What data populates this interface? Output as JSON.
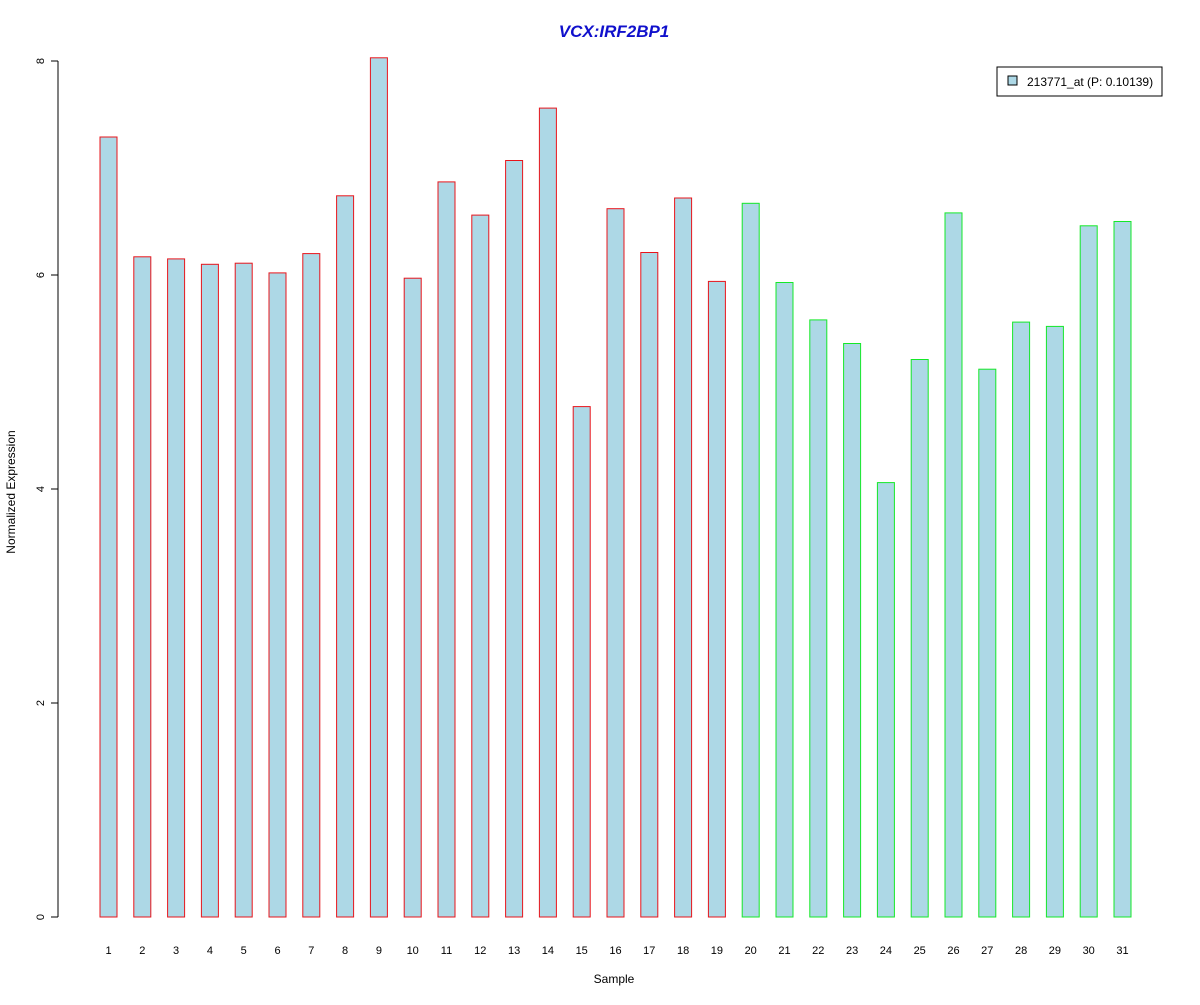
{
  "chart_data": {
    "type": "bar",
    "title": "VCX:IRF2BP1",
    "xlabel": "Sample",
    "ylabel": "Normalized Expression",
    "ylim": [
      0,
      8
    ],
    "yticks": [
      "0",
      "2",
      "4",
      "6",
      "8"
    ],
    "grid": false,
    "legend_position": "top-right",
    "categories": [
      "1",
      "2",
      "3",
      "4",
      "5",
      "6",
      "7",
      "8",
      "9",
      "10",
      "11",
      "12",
      "13",
      "14",
      "15",
      "16",
      "17",
      "18",
      "19",
      "20",
      "21",
      "22",
      "23",
      "24",
      "25",
      "26",
      "27",
      "28",
      "29",
      "30",
      "31"
    ],
    "series": [
      {
        "name": "213771_at (P: 0.10139)",
        "values": [
          7.29,
          6.17,
          6.15,
          6.1,
          6.11,
          6.02,
          6.2,
          6.74,
          8.03,
          5.97,
          6.87,
          6.56,
          7.07,
          7.56,
          4.77,
          6.62,
          6.21,
          6.72,
          5.94,
          6.67,
          5.93,
          5.58,
          5.36,
          4.06,
          5.21,
          6.58,
          5.12,
          5.56,
          5.52,
          6.46,
          6.5
        ]
      }
    ],
    "groups": [
      {
        "from": 1,
        "to": 19,
        "border_color": "#e8141b"
      },
      {
        "from": 20,
        "to": 31,
        "border_color": "#14e828"
      }
    ],
    "colors": {
      "bar_fill": "#add8e6",
      "title": "#1010cc",
      "axis": "#000000"
    }
  }
}
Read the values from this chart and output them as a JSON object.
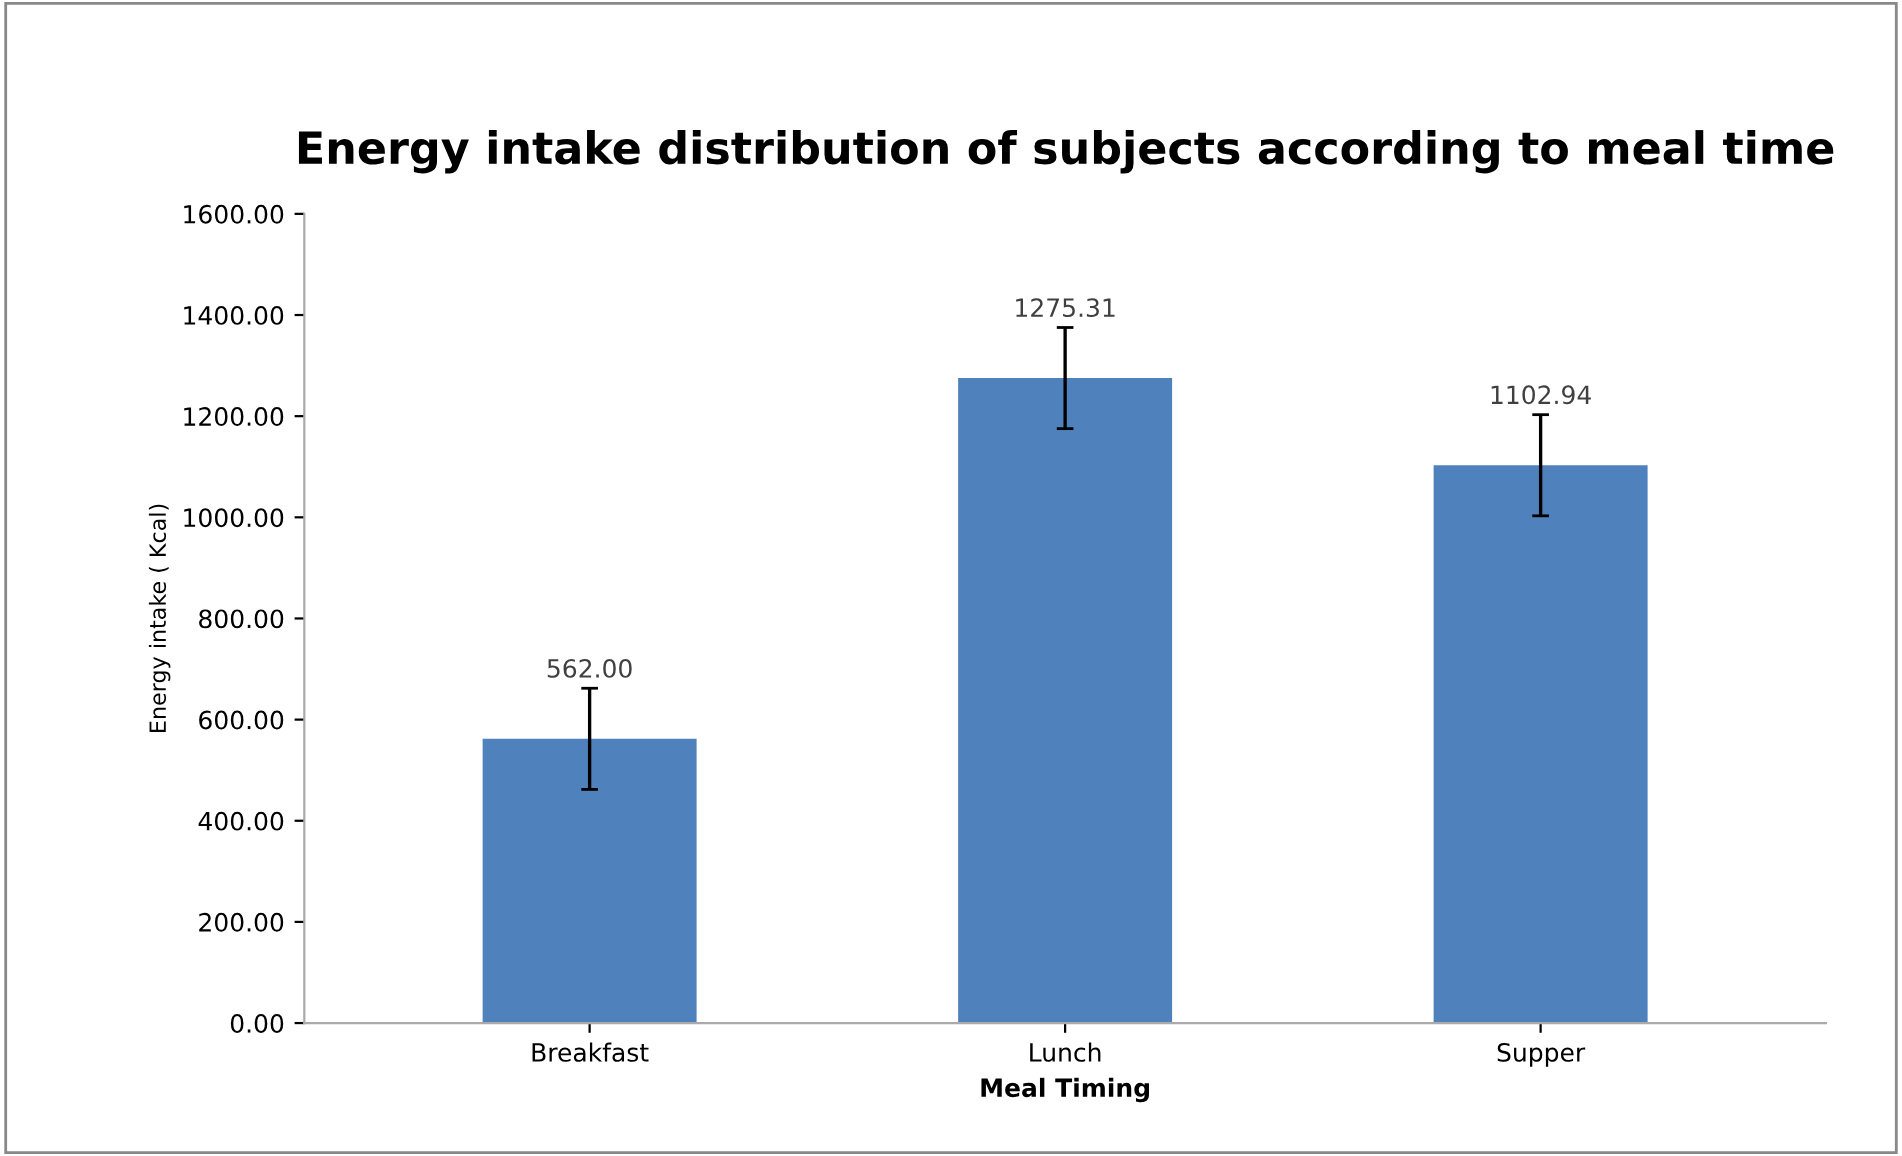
{
  "chart_data": {
    "type": "bar",
    "title": "Energy intake distribution of subjects according to meal time",
    "xlabel": "Meal Timing",
    "ylabel": "Energy intake ( Kcal)",
    "categories": [
      "Breakfast",
      "Lunch",
      "Supper"
    ],
    "values": [
      562.0,
      1275.31,
      1102.94
    ],
    "value_labels": [
      "562.00",
      "1275.31",
      "1102.94"
    ],
    "errors": [
      100,
      100,
      100
    ],
    "color": "#4f81bd",
    "ylim": [
      0,
      1600
    ],
    "yticks": [
      {
        "value": 0,
        "label": "0.00"
      },
      {
        "value": 200,
        "label": "200.00"
      },
      {
        "value": 400,
        "label": "400.00"
      },
      {
        "value": 600,
        "label": "600.00"
      },
      {
        "value": 800,
        "label": "800.00"
      },
      {
        "value": 1000,
        "label": "1000.00"
      },
      {
        "value": 1200,
        "label": "1200.00"
      },
      {
        "value": 1400,
        "label": "1400.00"
      },
      {
        "value": 1600,
        "label": "1600.00"
      }
    ],
    "grid": false,
    "legend": false
  }
}
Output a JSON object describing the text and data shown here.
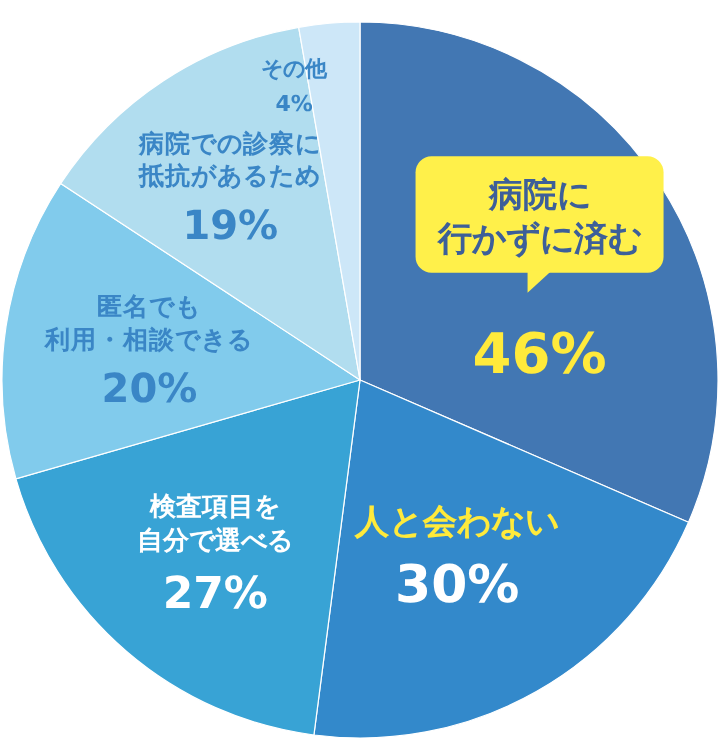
{
  "chart_data": {
    "type": "pie",
    "categories": [
      "病院に行かずに済む",
      "人と会わない",
      "検査項目を自分で選べる",
      "匿名でも利用・相談できる",
      "病院での診察に抵抗があるため",
      "その他"
    ],
    "values": [
      46,
      30,
      27,
      20,
      19,
      4
    ],
    "colors": [
      "#4277b3",
      "#3389cb",
      "#38a3d5",
      "#81cbec",
      "#b1ddef",
      "#cde7f8"
    ],
    "value_labels": [
      "46%",
      "30%",
      "27%",
      "20%",
      "19%",
      "4%"
    ],
    "legend": false
  }
}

________________________________________

_STATED PROBLEM_.
Each line of the data is to be duplicated exactly; pictures stay out of the copy.

_ANSWER TO THIS PROBLEM_.
What data populates this interface? Output as JSON.
{
  "chart_data": {
    "type": "bar",
    "title": "VCX:IRF2BP1",
    "xlabel": "Sample",
    "ylabel": "Normalized Expression",
    "ylim": [
      0,
      8
    ],
    "yticks": [
      "0",
      "2",
      "4",
      "6",
      "8"
    ],
    "grid": false,
    "legend_position": "top-right",
    "categories": [
      "1",
      "2",
      "3",
      "4",
      "5",
      "6",
      "7",
      "8",
      "9",
      "10",
      "11",
      "12",
      "13",
      "14",
      "15",
      "16",
      "17",
      "18",
      "19",
      "20",
      "21",
      "22",
      "23",
      "24",
      "25",
      "26",
      "27",
      "28",
      "29",
      "30",
      "31"
    ],
    "series": [
      {
        "name": "213771_at (P: 0.10139)",
        "values": [
          7.29,
          6.17,
          6.15,
          6.1,
          6.11,
          6.02,
          6.2,
          6.74,
          8.03,
          5.97,
          6.87,
          6.56,
          7.07,
          7.56,
          4.77,
          6.62,
          6.21,
          6.72,
          5.94,
          6.67,
          5.93,
          5.58,
          5.36,
          4.06,
          5.21,
          6.58,
          5.12,
          5.56,
          5.52,
          6.46,
          6.5
        ]
      }
    ],
    "groups": [
      {
        "from": 1,
        "to": 19,
        "border_color": "#e8141b"
      },
      {
        "from": 20,
        "to": 31,
        "border_color": "#14e828"
      }
    ],
    "colors": {
      "bar_fill": "#add8e6",
      "title": "#1010cc",
      "axis": "#000000"
    }
  }
}
Read the values from this chart and output them as a JSON object.
{
  "chart_data": {
    "type": "bar",
    "title": "Energy intake distribution of subjects according to meal time",
    "xlabel": "Meal Timing",
    "ylabel": "Energy intake ( Kcal)",
    "categories": [
      "Breakfast",
      "Lunch",
      "Supper"
    ],
    "values": [
      562.0,
      1275.31,
      1102.94
    ],
    "value_labels": [
      "562.00",
      "1275.31",
      "1102.94"
    ],
    "errors": [
      100,
      100,
      100
    ],
    "color": "#4f81bd",
    "ylim": [
      0,
      1600
    ],
    "yticks": [
      {
        "value": 0,
        "label": "0.00"
      },
      {
        "value": 200,
        "label": "200.00"
      },
      {
        "value": 400,
        "label": "400.00"
      },
      {
        "value": 600,
        "label": "600.00"
      },
      {
        "value": 800,
        "label": "800.00"
      },
      {
        "value": 1000,
        "label": "1000.00"
      },
      {
        "value": 1200,
        "label": "1200.00"
      },
      {
        "value": 1400,
        "label": "1400.00"
      },
      {
        "value": 1600,
        "label": "1600.00"
      }
    ],
    "grid": false,
    "legend": false
  }
}
Output a JSON object describing the text and data shown here.
{
  "chart_data": {
    "type": "pie",
    "categories": [
      "病院に行かずに済む",
      "人と会わない",
      "検査項目を自分で選べる",
      "匿名でも利用・相談できる",
      "病院での診察に抵抗があるため",
      "その他"
    ],
    "values": [
      46,
      30,
      27,
      20,
      19,
      4
    ],
    "colors": [
      "#4277b3",
      "#3389cb",
      "#38a3d5",
      "#81cbec",
      "#b1ddef",
      "#cde7f8"
    ],
    "value_labels": [
      "46%",
      "30%",
      "27%",
      "20%",
      "19%",
      "4%"
    ],
    "legend": false
  }
}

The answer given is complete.